··· SOURCE EXCERPT

Can A be Countable if f is 1-1 and Onto?

[cragar]

Homework Statement

Let n_1=min(n\in\mathbb{N}:f(n){\in}A)
As a start to a defintion of g:N→A, set g(1)=f(n_1)
Show how to inductively continue this process to produce a 1-1 function g from
N onto A.

The Attempt at a Solution

g(1)=f(n_1) so this is our base case for induction.
so g(2)=f(n_1+1)
If I understand this correctly g is a function that has input values of natural numbers and maps these to the set A.
So I guess I need to show that f(n) is in A and f(n+1) is in A
By definition f(n) is in A for all n, so f(n+1) is in A for all n.
Could I maybe do a proof by contradiction and assume that f(n+1) was not in A and show that it was because n+1 is in the Naturals, therefore it works for f(n), and f(n+1)

······
··· GIVEN INFORMATION

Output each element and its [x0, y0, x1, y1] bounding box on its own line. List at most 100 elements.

······

TO DO:
A. Condense the paragraph of the countability forum post that begins "g(1)=f(n_1) so this is our base case" into a short bulleted list that keeps its main points.
B. Write the next part of the countability forum post, starting after its final sentence.

THE RESPONSES:
A.
- g(1)=f(n_1) is the base case for induction, followed by g(2)=f(n_1+1).
- g takes natural numbers as inputs and maps them to the set A.
- The poster believes the task is to show that f(n) and f(n+1) are both in A.
- Since f(n) is in A for all n by definition, f(n+1) is in A for all n.
- A proof by contradiction is suggested: assume f(n+1) is not in A, then show that it is, because n+1 is a natural number.

B.
[jbunniii]

Are there some additional assumptions that you haven't listed? It is obviously not going to be possible to construct a bijection between \mathbb{N} and A unless A is countable. Also, there must be some assumption about f. In general, the set \{n \in \mathbb{N} : f(n) \in A\} could be empty, in which case the minimum isn't even defined.

 

[cragar]

ok, you sorry, It says there exists f:\mathbb{N} --->B which is 1-1 and onto.
Let A\subseteq B be an infinite subset of B.We must show that A is countable. The question was phrased in 2 parts and I thought they were separate.
Thanks for looking at that.